%%

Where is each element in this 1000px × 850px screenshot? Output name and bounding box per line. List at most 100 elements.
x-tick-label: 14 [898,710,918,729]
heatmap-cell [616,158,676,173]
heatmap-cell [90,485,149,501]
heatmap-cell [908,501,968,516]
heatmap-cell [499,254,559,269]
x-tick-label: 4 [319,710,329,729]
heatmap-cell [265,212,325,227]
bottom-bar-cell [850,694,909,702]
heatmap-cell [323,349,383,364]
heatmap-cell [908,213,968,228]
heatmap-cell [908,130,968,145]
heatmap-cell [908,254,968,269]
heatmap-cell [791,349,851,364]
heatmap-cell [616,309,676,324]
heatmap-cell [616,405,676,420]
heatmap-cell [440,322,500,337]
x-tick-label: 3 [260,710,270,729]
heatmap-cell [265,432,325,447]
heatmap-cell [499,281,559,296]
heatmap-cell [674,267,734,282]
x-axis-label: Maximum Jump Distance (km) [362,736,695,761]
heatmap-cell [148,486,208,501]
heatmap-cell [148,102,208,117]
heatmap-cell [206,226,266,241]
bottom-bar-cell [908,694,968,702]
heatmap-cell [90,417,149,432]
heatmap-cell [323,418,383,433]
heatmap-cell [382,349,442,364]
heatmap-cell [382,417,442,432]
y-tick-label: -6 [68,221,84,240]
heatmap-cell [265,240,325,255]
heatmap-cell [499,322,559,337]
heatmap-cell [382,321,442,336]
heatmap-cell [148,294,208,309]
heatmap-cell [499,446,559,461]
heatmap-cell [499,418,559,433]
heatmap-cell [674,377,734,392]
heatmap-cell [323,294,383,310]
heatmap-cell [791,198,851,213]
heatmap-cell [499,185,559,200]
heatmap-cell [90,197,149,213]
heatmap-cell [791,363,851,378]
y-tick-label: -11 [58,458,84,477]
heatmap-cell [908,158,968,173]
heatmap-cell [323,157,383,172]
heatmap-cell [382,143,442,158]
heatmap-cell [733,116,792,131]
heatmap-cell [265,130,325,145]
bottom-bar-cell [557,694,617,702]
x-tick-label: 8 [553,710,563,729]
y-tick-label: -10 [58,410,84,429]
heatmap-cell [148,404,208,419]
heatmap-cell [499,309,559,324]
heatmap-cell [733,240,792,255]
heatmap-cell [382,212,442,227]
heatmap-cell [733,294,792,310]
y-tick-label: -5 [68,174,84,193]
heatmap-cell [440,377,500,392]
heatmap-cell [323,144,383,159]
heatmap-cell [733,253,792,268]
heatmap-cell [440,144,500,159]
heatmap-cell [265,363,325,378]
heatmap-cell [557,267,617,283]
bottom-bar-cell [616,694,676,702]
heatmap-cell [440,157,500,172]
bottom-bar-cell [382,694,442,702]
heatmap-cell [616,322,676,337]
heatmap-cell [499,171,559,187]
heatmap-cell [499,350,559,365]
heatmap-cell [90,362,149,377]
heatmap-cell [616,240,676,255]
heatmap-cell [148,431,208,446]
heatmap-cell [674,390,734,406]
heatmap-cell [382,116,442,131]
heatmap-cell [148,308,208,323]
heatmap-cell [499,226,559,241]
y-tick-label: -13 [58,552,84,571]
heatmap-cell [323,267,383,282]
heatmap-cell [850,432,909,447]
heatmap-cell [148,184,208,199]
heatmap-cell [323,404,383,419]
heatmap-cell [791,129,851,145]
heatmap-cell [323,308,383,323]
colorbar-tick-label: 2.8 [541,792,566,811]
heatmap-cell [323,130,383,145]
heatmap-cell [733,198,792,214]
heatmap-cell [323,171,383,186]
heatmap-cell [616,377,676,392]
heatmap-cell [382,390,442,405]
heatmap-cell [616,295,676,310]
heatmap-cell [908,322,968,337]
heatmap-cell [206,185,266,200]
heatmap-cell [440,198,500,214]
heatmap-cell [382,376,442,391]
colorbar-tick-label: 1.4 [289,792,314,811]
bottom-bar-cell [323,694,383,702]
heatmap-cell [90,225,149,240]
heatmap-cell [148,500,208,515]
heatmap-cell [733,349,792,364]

%%

### Aim of the task
Reproduce the data word for word, from its first line through the line containing "heatmap-cell [148,294,208,309]", with both of those lines included.

### Result of this task
Where is each element in this 1000px × 850px screenshot? Output name and bounding box per line. List at most 100 elements.
x-tick-label: 14 [898,710,918,729]
heatmap-cell [616,158,676,173]
heatmap-cell [90,485,149,501]
heatmap-cell [908,501,968,516]
heatmap-cell [499,254,559,269]
x-tick-label: 4 [319,710,329,729]
heatmap-cell [265,212,325,227]
bottom-bar-cell [850,694,909,702]
heatmap-cell [323,349,383,364]
heatmap-cell [908,213,968,228]
heatmap-cell [908,130,968,145]
heatmap-cell [908,254,968,269]
heatmap-cell [791,349,851,364]
heatmap-cell [616,309,676,324]
heatmap-cell [616,405,676,420]
heatmap-cell [440,322,500,337]
x-tick-label: 3 [260,710,270,729]
heatmap-cell [265,432,325,447]
heatmap-cell [499,281,559,296]
heatmap-cell [674,267,734,282]
x-axis-label: Maximum Jump Distance (km) [362,736,695,761]
heatmap-cell [148,486,208,501]
heatmap-cell [148,102,208,117]
heatmap-cell [206,226,266,241]
bottom-bar-cell [908,694,968,702]
heatmap-cell [90,417,149,432]
heatmap-cell [323,418,383,433]
heatmap-cell [382,349,442,364]
heatmap-cell [382,417,442,432]
y-tick-label: -6 [68,221,84,240]
heatmap-cell [265,240,325,255]
heatmap-cell [499,322,559,337]
heatmap-cell [382,321,442,336]
heatmap-cell [148,294,208,309]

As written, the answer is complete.